▶ [Aim] Please transcribe the data that follows without the pictures, keeping every word the same.

(Excerpt from a dataset)
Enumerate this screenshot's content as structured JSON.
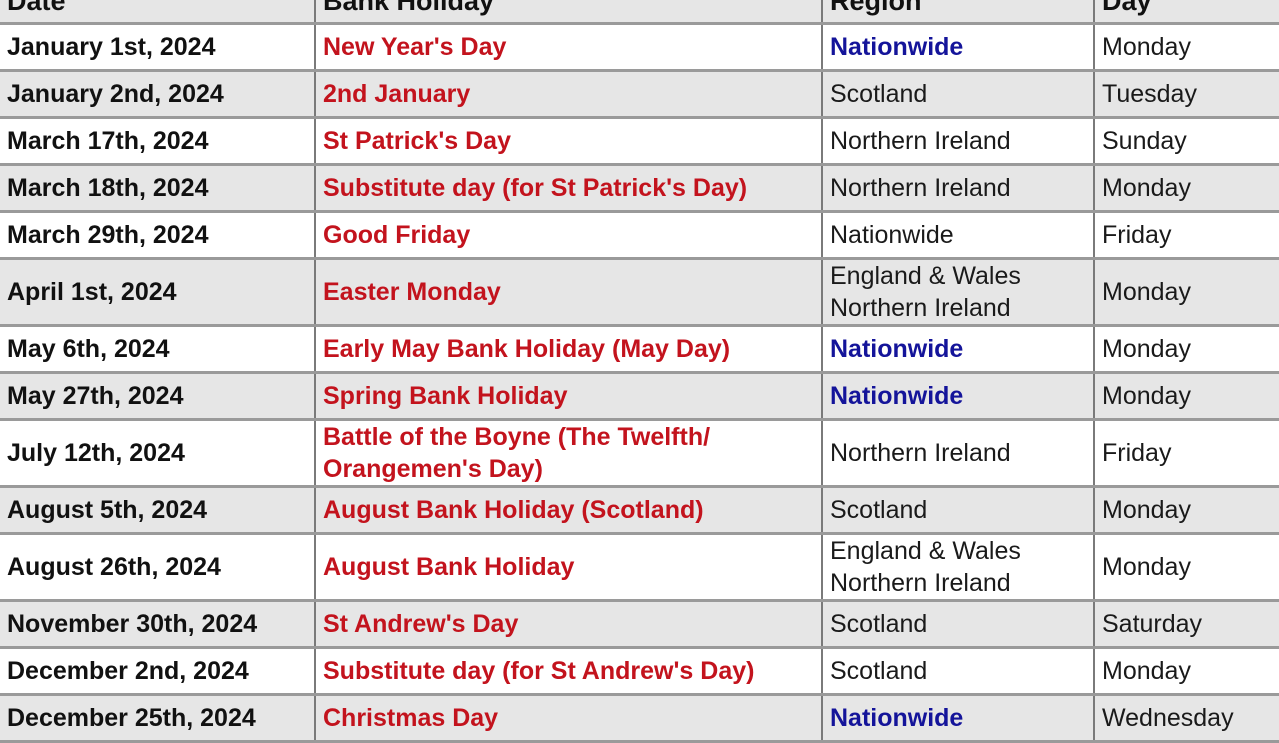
{
  "table": {
    "headers": [
      "Date",
      "Bank Holiday",
      "Region",
      "Day"
    ],
    "colors": {
      "holiday": "#c3131d",
      "nationwide": "#14149a",
      "text": "#111111",
      "stripe": "#e6e6e6"
    },
    "rows": [
      {
        "date": "January 1st, 2024",
        "holiday": "New Year's Day",
        "region": "Nationwide",
        "day": "Monday"
      },
      {
        "date": "January 2nd, 2024",
        "holiday": "2nd January",
        "region": "Scotland",
        "day": "Tuesday"
      },
      {
        "date": "March 17th, 2024",
        "holiday": "St Patrick's Day",
        "region": "Northern Ireland",
        "day": "Sunday"
      },
      {
        "date": "March 18th, 2024",
        "holiday": "Substitute day (for St Patrick's Day)",
        "region": "Northern Ireland",
        "day": "Monday"
      },
      {
        "date": "March 29th, 2024",
        "holiday": "Good Friday",
        "region": "Nationwide",
        "region_style": "plain",
        "day": "Friday"
      },
      {
        "date": "April 1st, 2024",
        "holiday": "Easter Monday",
        "region": "England & Wales Northern Ireland",
        "day": "Monday"
      },
      {
        "date": "May 6th, 2024",
        "holiday": "Early May Bank Holiday (May Day)",
        "region": "Nationwide",
        "day": "Monday"
      },
      {
        "date": "May 27th, 2024",
        "holiday": "Spring Bank Holiday",
        "region": "Nationwide",
        "day": "Monday"
      },
      {
        "date": "July 12th, 2024",
        "holiday": "Battle of the Boyne (The Twelfth/ Orangemen's Day)",
        "region": "Northern Ireland",
        "day": "Friday"
      },
      {
        "date": "August 5th, 2024",
        "holiday": "August Bank Holiday (Scotland)",
        "region": "Scotland",
        "day": "Monday"
      },
      {
        "date": "August 26th, 2024",
        "holiday": "August Bank Holiday",
        "region": "England & Wales Northern Ireland",
        "day": "Monday"
      },
      {
        "date": "November 30th, 2024",
        "holiday": "St Andrew's Day",
        "region": "Scotland",
        "day": "Saturday"
      },
      {
        "date": "December 2nd, 2024",
        "holiday": "Substitute day (for St Andrew's Day)",
        "region": "Scotland",
        "day": "Monday"
      },
      {
        "date": "December 25th, 2024",
        "holiday": "Christmas Day",
        "region": "Nationwide",
        "day": "Wednesday"
      }
    ]
  }
}
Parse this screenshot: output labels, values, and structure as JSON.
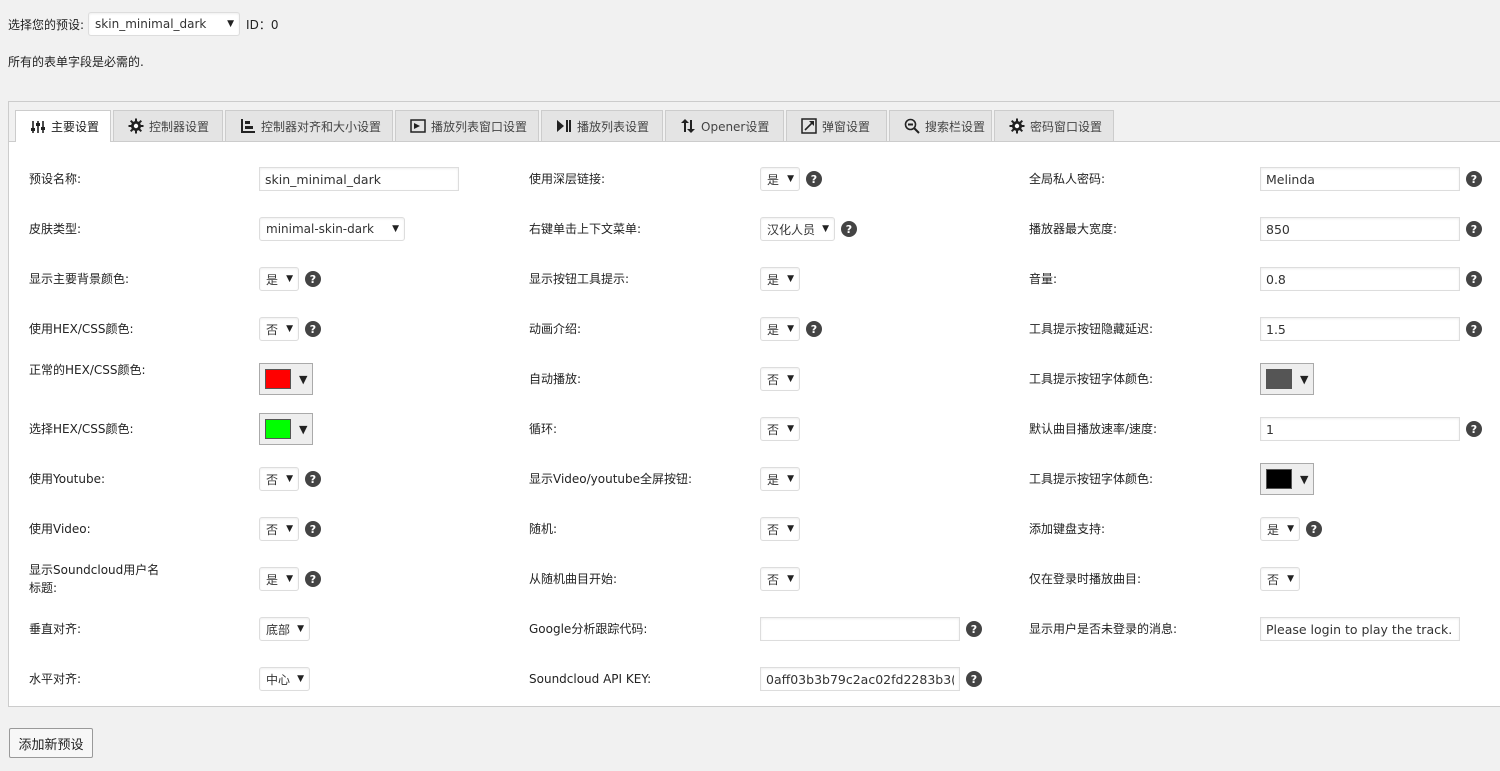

▶ [Response to the task]
Enumerate this screenshot's content as structured JSON.
{
  "table": {
    "headers": [
      "Date",
      "Bank Holiday",
      "Region",
      "Day"
    ],
    "colors": {
      "holiday": "#c3131d",
      "nationwide": "#14149a",
      "text": "#111111",
      "stripe": "#e6e6e6"
    },
    "rows": [
      {
        "date": "January 1st, 2024",
        "holiday": "New Year's Day",
        "region": "Nationwide",
        "day": "Monday"
      },
      {
        "date": "January 2nd, 2024",
        "holiday": "2nd January",
        "region": "Scotland",
        "day": "Tuesday"
      },
      {
        "date": "March 17th, 2024",
        "holiday": "St Patrick's Day",
        "region": "Northern Ireland",
        "day": "Sunday"
      },
      {
        "date": "March 18th, 2024",
        "holiday": "Substitute day (for St Patrick's Day)",
        "region": "Northern Ireland",
        "day": "Monday"
      },
      {
        "date": "March 29th, 2024",
        "holiday": "Good Friday",
        "region": "Nationwide",
        "region_style": "plain",
        "day": "Friday"
      },
      {
        "date": "April 1st, 2024",
        "holiday": "Easter Monday",
        "region": "England & Wales Northern Ireland",
        "day": "Monday"
      },
      {
        "date": "May 6th, 2024",
        "holiday": "Early May Bank Holiday (May Day)",
        "region": "Nationwide",
        "day": "Monday"
      },
      {
        "date": "May 27th, 2024",
        "holiday": "Spring Bank Holiday",
        "region": "Nationwide",
        "day": "Monday"
      },
      {
        "date": "July 12th, 2024",
        "holiday": "Battle of the Boyne (The Twelfth/ Orangemen's Day)",
        "region": "Northern Ireland",
        "day": "Friday"
      },
      {
        "date": "August 5th, 2024",
        "holiday": "August Bank Holiday (Scotland)",
        "region": "Scotland",
        "day": "Monday"
      },
      {
        "date": "August 26th, 2024",
        "holiday": "August Bank Holiday",
        "region": "England & Wales Northern Ireland",
        "day": "Monday"
      },
      {
        "date": "November 30th, 2024",
        "holiday": "St Andrew's Day",
        "region": "Scotland",
        "day": "Saturday"
      },
      {
        "date": "December 2nd, 2024",
        "holiday": "Substitute day (for St Andrew's Day)",
        "region": "Scotland",
        "day": "Monday"
      },
      {
        "date": "December 25th, 2024",
        "holiday": "Christmas Day",
        "region": "Nationwide",
        "day": "Wednesday"
      }
    ]
  }
}
Parse this screenshot: output labels, values, and structure as JSON.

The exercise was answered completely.